• **Raw data**:
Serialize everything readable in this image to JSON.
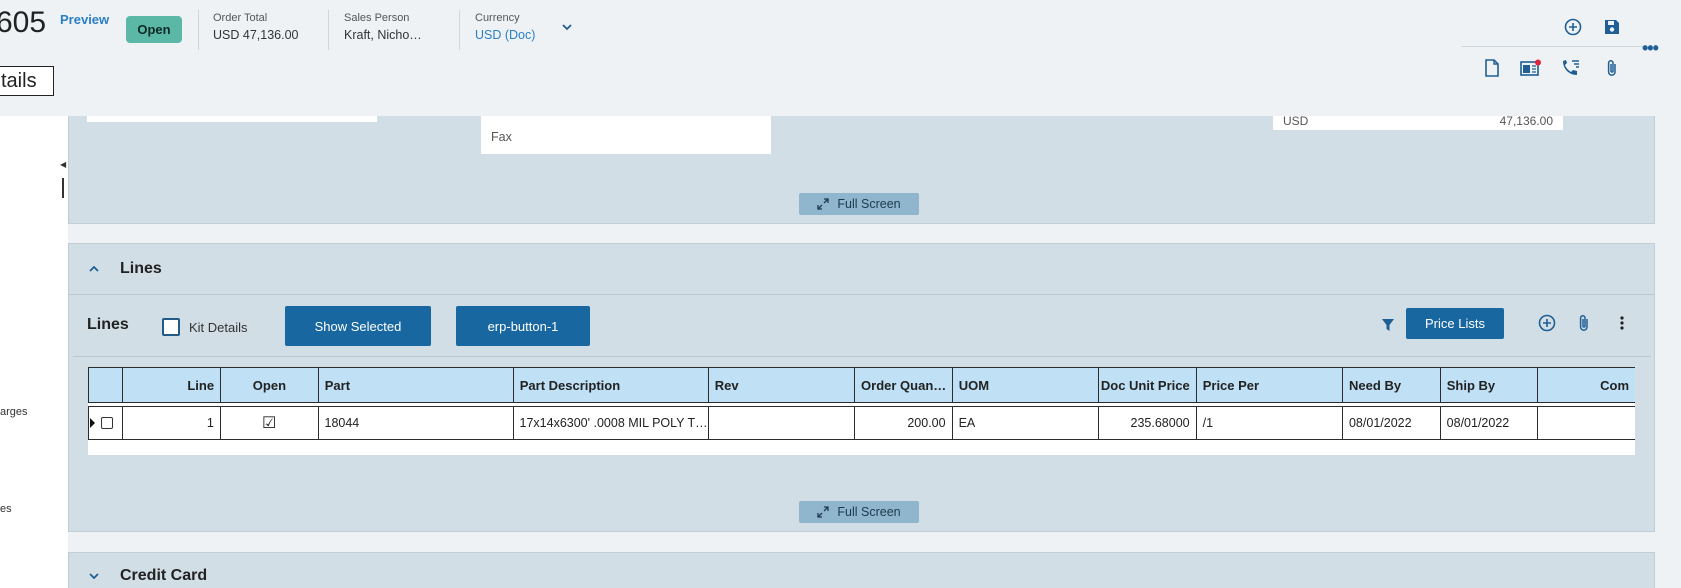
{
  "header": {
    "order_number": "605",
    "preview_label": "Preview",
    "status": "Open",
    "order_total_label": "Order Total",
    "order_total_value": "USD 47,136.00",
    "sales_person_label": "Sales Person",
    "sales_person_value": "Kraft, Nicho…",
    "currency_label": "Currency",
    "currency_value": "USD (Doc)",
    "details_tab": "tails"
  },
  "left_rail": {
    "item_charges": "arges",
    "item_es": "es"
  },
  "top_panel": {
    "fax_label": "Fax",
    "currency": "USD",
    "total": "47,136.00",
    "full_screen_label": "Full Screen"
  },
  "lines_section": {
    "title": "Lines",
    "grid_title": "Lines",
    "kit_details_label": "Kit Details",
    "show_selected_label": "Show Selected",
    "erp_button_label": "erp-button-1",
    "price_lists_label": "Price Lists",
    "full_screen_label": "Full Screen",
    "columns": [
      "Line",
      "Open",
      "Part",
      "Part Description",
      "Rev",
      "Order Quan…",
      "UOM",
      "Doc Unit Price",
      "Price Per",
      "Need By",
      "Ship By",
      "Com"
    ],
    "rows": [
      {
        "line": "1",
        "open": "☑",
        "part": "18044",
        "part_description": "17x14x6300' .0008 MIL POLY T…",
        "rev": "",
        "order_quantity": "200.00",
        "uom": "EA",
        "doc_unit_price": "235.68000",
        "price_per": "/1",
        "need_by": "08/01/2022",
        "ship_by": "08/01/2022",
        "comment": ""
      }
    ]
  },
  "credit_card_section": {
    "title": "Credit Card"
  },
  "colors": {
    "accent_blue": "#1867a0",
    "status_green": "#5bb8a7",
    "panel_bg": "#d2dee5",
    "grid_header": "#bfe0f5"
  }
}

• **Set problem**:
Exclude the images and reproduce the remaining data exactly.

• **Written reply**:
Serialize everything readable in this image to JSON.
{
  "header": {
    "order_number": "605",
    "preview_label": "Preview",
    "status": "Open",
    "order_total_label": "Order Total",
    "order_total_value": "USD 47,136.00",
    "sales_person_label": "Sales Person",
    "sales_person_value": "Kraft, Nicho…",
    "currency_label": "Currency",
    "currency_value": "USD (Doc)",
    "details_tab": "tails"
  },
  "left_rail": {
    "item_charges": "arges",
    "item_es": "es"
  },
  "top_panel": {
    "fax_label": "Fax",
    "currency": "USD",
    "total": "47,136.00",
    "full_screen_label": "Full Screen"
  },
  "lines_section": {
    "title": "Lines",
    "grid_title": "Lines",
    "kit_details_label": "Kit Details",
    "show_selected_label": "Show Selected",
    "erp_button_label": "erp-button-1",
    "price_lists_label": "Price Lists",
    "full_screen_label": "Full Screen",
    "columns": [
      "Line",
      "Open",
      "Part",
      "Part Description",
      "Rev",
      "Order Quan…",
      "UOM",
      "Doc Unit Price",
      "Price Per",
      "Need By",
      "Ship By",
      "Com"
    ],
    "rows": [
      {
        "line": "1",
        "open": "☑",
        "part": "18044",
        "part_description": "17x14x6300' .0008 MIL POLY T…",
        "rev": "",
        "order_quantity": "200.00",
        "uom": "EA",
        "doc_unit_price": "235.68000",
        "price_per": "/1",
        "need_by": "08/01/2022",
        "ship_by": "08/01/2022",
        "comment": ""
      }
    ]
  },
  "credit_card_section": {
    "title": "Credit Card"
  },
  "colors": {
    "accent_blue": "#1867a0",
    "status_green": "#5bb8a7",
    "panel_bg": "#d2dee5",
    "grid_header": "#bfe0f5"
  }
}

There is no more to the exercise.